## START Information provided
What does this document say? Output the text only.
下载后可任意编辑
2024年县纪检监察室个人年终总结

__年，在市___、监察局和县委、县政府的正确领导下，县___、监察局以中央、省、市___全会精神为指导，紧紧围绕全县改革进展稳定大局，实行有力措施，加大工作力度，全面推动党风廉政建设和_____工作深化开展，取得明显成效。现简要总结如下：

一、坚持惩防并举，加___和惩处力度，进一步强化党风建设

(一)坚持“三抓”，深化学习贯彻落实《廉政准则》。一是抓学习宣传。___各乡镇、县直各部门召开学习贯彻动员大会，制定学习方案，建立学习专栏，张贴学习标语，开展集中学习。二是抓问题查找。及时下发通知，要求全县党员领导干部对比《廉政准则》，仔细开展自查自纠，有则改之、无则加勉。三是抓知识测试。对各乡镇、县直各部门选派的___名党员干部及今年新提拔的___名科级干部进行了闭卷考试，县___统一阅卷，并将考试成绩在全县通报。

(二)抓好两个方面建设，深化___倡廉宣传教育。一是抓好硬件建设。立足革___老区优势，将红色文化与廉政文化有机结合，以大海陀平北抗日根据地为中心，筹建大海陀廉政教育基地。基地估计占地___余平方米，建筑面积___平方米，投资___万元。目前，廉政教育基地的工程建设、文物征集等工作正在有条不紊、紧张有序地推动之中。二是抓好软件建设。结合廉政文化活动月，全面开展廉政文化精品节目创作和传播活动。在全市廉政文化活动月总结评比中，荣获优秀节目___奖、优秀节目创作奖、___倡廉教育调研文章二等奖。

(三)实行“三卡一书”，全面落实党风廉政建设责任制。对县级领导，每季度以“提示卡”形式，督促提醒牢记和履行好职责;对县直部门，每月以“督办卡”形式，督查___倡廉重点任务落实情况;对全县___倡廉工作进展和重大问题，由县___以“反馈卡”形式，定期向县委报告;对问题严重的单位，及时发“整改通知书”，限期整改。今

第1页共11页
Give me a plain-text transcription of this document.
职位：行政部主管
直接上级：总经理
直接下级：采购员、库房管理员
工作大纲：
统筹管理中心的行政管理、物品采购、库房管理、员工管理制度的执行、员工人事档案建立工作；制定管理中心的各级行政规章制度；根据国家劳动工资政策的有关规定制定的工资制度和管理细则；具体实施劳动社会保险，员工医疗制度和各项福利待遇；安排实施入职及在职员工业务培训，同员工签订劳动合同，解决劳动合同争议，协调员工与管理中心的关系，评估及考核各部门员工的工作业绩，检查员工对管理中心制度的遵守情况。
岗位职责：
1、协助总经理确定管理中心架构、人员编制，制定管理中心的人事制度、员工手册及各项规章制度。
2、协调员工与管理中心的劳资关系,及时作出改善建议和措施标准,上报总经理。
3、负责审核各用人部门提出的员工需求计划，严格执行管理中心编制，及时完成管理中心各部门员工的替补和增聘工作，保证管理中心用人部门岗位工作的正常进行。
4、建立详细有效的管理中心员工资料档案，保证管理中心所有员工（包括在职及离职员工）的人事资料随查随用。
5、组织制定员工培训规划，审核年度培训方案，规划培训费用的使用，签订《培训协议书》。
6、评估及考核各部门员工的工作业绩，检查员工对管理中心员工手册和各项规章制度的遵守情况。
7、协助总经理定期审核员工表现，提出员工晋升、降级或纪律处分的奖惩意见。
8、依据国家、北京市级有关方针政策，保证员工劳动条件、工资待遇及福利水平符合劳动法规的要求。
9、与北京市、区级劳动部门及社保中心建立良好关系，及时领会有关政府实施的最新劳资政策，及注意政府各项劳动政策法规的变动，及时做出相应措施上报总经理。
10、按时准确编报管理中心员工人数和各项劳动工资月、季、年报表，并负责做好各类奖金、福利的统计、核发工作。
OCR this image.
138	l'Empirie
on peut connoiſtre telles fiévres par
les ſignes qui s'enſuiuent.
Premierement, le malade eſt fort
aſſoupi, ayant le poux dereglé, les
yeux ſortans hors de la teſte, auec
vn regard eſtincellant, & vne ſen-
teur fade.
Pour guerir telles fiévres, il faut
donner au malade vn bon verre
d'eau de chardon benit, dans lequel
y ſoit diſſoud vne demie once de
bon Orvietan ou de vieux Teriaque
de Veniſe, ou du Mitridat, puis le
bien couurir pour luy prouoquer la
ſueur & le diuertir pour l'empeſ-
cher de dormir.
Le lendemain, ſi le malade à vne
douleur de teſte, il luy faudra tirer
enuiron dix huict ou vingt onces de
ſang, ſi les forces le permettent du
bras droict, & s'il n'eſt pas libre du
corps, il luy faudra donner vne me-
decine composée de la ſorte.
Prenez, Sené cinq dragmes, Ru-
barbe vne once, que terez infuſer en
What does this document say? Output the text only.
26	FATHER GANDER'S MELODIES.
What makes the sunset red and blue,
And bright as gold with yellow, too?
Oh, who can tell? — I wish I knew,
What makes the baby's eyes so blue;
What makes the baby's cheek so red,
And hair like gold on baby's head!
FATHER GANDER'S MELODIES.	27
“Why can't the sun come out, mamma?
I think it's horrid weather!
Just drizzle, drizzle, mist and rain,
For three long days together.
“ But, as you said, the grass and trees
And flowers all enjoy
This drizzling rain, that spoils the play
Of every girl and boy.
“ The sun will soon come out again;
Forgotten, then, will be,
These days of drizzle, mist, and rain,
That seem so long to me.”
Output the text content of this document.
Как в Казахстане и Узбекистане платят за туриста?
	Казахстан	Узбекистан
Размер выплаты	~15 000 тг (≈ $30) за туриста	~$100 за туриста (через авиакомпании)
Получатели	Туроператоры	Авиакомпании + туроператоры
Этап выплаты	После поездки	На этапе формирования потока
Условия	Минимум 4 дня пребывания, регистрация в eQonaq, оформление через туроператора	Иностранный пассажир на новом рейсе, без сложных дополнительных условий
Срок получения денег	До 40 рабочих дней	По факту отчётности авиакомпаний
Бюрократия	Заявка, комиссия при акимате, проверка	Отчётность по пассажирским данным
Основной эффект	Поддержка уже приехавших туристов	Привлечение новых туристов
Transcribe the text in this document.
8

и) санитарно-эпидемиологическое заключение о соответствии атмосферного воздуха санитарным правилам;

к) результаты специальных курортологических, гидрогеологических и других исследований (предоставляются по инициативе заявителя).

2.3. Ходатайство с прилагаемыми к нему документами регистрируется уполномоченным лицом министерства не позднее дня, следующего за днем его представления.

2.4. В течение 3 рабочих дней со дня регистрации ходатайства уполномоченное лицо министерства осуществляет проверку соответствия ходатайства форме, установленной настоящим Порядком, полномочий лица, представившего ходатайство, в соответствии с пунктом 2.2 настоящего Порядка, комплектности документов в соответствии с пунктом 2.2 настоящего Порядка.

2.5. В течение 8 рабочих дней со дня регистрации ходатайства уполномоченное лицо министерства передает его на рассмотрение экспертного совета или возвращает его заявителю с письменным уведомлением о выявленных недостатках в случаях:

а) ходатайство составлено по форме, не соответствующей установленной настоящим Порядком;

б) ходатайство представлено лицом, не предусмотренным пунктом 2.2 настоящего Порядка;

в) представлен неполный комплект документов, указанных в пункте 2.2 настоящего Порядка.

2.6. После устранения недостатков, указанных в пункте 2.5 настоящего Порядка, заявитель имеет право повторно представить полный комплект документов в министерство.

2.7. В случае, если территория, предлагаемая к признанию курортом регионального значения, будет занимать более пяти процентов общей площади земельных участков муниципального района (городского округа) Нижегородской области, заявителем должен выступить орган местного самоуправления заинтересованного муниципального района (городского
## END Information provided
### Exercise prompt
Quote the data in full, keeping each word unchanged.

### Reply
What does this document say? Output the text only.
下载后可任意编辑
2024年县纪检监察室个人年终总结

__年，在市___、监察局和县委、县政府的正确领导下，县___、监察局以中央、省、市___全会精神为指导，紧紧围绕全县改革进展稳定大局，实行有力措施，加大工作力度，全面推动党风廉政建设和_____工作深化开展，取得明显成效。现简要总结如下：

一、坚持惩防并举，加___和惩处力度，进一步强化党风建设

(一)坚持“三抓”，深化学习贯彻落实《廉政准则》。一是抓学习宣传。___各乡镇、县直各部门召开学习贯彻动员大会，制定学习方案，建立学习专栏，张贴学习标语，开展集中学习。二是抓问题查找。及时下发通知，要求全县党员领导干部对比《廉政准则》，仔细开展自查自纠，有则改之、无则加勉。三是抓知识测试。对各乡镇、县直各部门选派的___名党员干部及今年新提拔的___名科级干部进行了闭卷考试，县___统一阅卷，并将考试成绩在全县通报。

(二)抓好两个方面建设，深化___倡廉宣传教育。一是抓好硬件建设。立足革___老区优势，将红色文化与廉政文化有机结合，以大海陀平北抗日根据地为中心，筹建大海陀廉政教育基地。基地估计占地___余平方米，建筑面积___平方米，投资___万元。目前，廉政教育基地的工程建设、文物征集等工作正在有条不紊、紧张有序地推动之中。二是抓好软件建设。结合廉政文化活动月，全面开展廉政文化精品节目创作和传播活动。在全市廉政文化活动月总结评比中，荣获优秀节目___奖、优秀节目创作奖、___倡廉教育调研文章二等奖。

(三)实行“三卡一书”，全面落实党风廉政建设责任制。对县级领导，每季度以“提示卡”形式，督促提醒牢记和履行好职责;对县直部门，每月以“督办卡”形式，督查___倡廉重点任务落实情况;对全县___倡廉工作进展和重大问题，由县___以“反馈卡”形式，定期向县委报告;对问题严重的单位，及时发“整改通知书”，限期整改。今

第1页共11页
Give me a plain-text transcription of this document.
职位：行政部主管
直接上级：总经理
直接下级：采购员、库房管理员
工作大纲：
统筹管理中心的行政管理、物品采购、库房管理、员工管理制度的执行、员工人事档案建立工作；制定管理中心的各级行政规章制度；根据国家劳动工资政策的有关规定制定的工资制度和管理细则；具体实施劳动社会保险，员工医疗制度和各项福利待遇；安排实施入职及在职员工业务培训，同员工签订劳动合同，解决劳动合同争议，协调员工与管理中心的关系，评估及考核各部门员工的工作业绩，检查员工对管理中心制度的遵守情况。
岗位职责：
1、协助总经理确定管理中心架构、人员编制，制定管理中心的人事制度、员工手册及各项规章制度。
2、协调员工与管理中心的劳资关系,及时作出改善建议和措施标准,上报总经理。
3、负责审核各用人部门提出的员工需求计划，严格执行管理中心编制，及时完成管理中心各部门员工的替补和增聘工作，保证管理中心用人部门岗位工作的正常进行。
4、建立详细有效的管理中心员工资料档案，保证管理中心所有员工（包括在职及离职员工）的人事资料随查随用。
5、组织制定员工培训规划，审核年度培训方案，规划培训费用的使用，签订《培训协议书》。
6、评估及考核各部门员工的工作业绩，检查员工对管理中心员工手册和各项规章制度的遵守情况。
7、协助总经理定期审核员工表现，提出员工晋升、降级或纪律处分的奖惩意见。
8、依据国家、北京市级有关方针政策，保证员工劳动条件、工资待遇及福利水平符合劳动法规的要求。
9、与北京市、区级劳动部门及社保中心建立良好关系，及时领会有关政府实施的最新劳资政策，及注意政府各项劳动政策法规的变动，及时做出相应措施上报总经理。
10、按时准确编报管理中心员工人数和各项劳动工资月、季、年报表，并负责做好各类奖金、福利的统计、核发工作。
OCR this image.
138	l'Empirie
on peut connoiſtre telles fiévres par
les ſignes qui s'enſuiuent.
Premierement, le malade eſt fort
aſſoupi, ayant le poux dereglé, les
yeux ſortans hors de la teſte, auec
vn regard eſtincellant, & vne ſen-
teur fade.
Pour guerir telles fiévres, il faut
donner au malade vn bon verre
d'eau de chardon benit, dans lequel
y ſoit diſſoud vne demie once de
bon Orvietan ou de vieux Teriaque
de Veniſe, ou du Mitridat, puis le
bien couurir pour luy prouoquer la
ſueur & le diuertir pour l'empeſ-
cher de dormir.
Le lendemain, ſi le malade à vne
douleur de teſte, il luy faudra tirer
enuiron dix huict ou vingt onces de
ſang, ſi les forces le permettent du
bras droict, & s'il n'eſt pas libre du
corps, il luy faudra donner vne me-
decine composée de la ſorte.
Prenez, Sené cinq dragmes, Ru-
barbe vne once, que terez infuſer en
What does this document say? Output the text only.
26	FATHER GANDER'S MELODIES.
What makes the sunset red and blue,
And bright as gold with yellow, too?
Oh, who can tell? — I wish I knew,
What makes the baby's eyes so blue;
What makes the baby's cheek so red,
And hair like gold on baby's head!
FATHER GANDER'S MELODIES.	27
“Why can't the sun come out, mamma?
I think it's horrid weather!
Just drizzle, drizzle, mist and rain,
For three long days together.
“ But, as you said, the grass and trees
And flowers all enjoy
This drizzling rain, that spoils the play
Of every girl and boy.
“ The sun will soon come out again;
Forgotten, then, will be,
These days of drizzle, mist, and rain,
That seem so long to me.”
Output the text content of this document.
Как в Казахстане и Узбекистане платят за туриста?
	Казахстан	Узбекистан
Размер выплаты	~15 000 тг (≈ $30) за туриста	~$100 за туриста (через авиакомпании)
Получатели	Туроператоры	Авиакомпании + туроператоры
Этап выплаты	После поездки	На этапе формирования потока
Условия	Минимум 4 дня пребывания, регистрация в eQonaq, оформление через туроператора	Иностранный пассажир на новом рейсе, без сложных дополнительных условий
Срок получения денег	До 40 рабочих дней	По факту отчётности авиакомпаний
Бюрократия	Заявка, комиссия при акимате, проверка	Отчётность по пассажирским данным
Основной эффект	Поддержка уже приехавших туристов	Привлечение новых туристов
Transcribe the text in this document.
8

и) санитарно-эпидемиологическое заключение о соответствии атмосферного воздуха санитарным правилам;

к) результаты специальных курортологических, гидрогеологических и других исследований (предоставляются по инициативе заявителя).

2.3. Ходатайство с прилагаемыми к нему документами регистрируется уполномоченным лицом министерства не позднее дня, следующего за днем его представления.

2.4. В течение 3 рабочих дней со дня регистрации ходатайства уполномоченное лицо министерства осуществляет проверку соответствия ходатайства форме, установленной настоящим Порядком, полномочий лица, представившего ходатайство, в соответствии с пунктом 2.2 настоящего Порядка, комплектности документов в соответствии с пунктом 2.2 настоящего Порядка.

2.5. В течение 8 рабочих дней со дня регистрации ходатайства уполномоченное лицо министерства передает его на рассмотрение экспертного совета или возвращает его заявителю с письменным уведомлением о выявленных недостатках в случаях:

а) ходатайство составлено по форме, не соответствующей установленной настоящим Порядком;

б) ходатайство представлено лицом, не предусмотренным пунктом 2.2 настоящего Порядка;

в) представлен неполный комплект документов, указанных в пункте 2.2 настоящего Порядка.

2.6. После устранения недостатков, указанных в пункте 2.5 настоящего Порядка, заявитель имеет право повторно представить полный комплект документов в министерство.

2.7. В случае, если территория, предлагаемая к признанию курортом регионального значения, будет занимать более пяти процентов общей площади земельных участков муниципального района (городского округа) Нижегородской области, заявителем должен выступить орган местного самоуправления заинтересованного муниципального района (городского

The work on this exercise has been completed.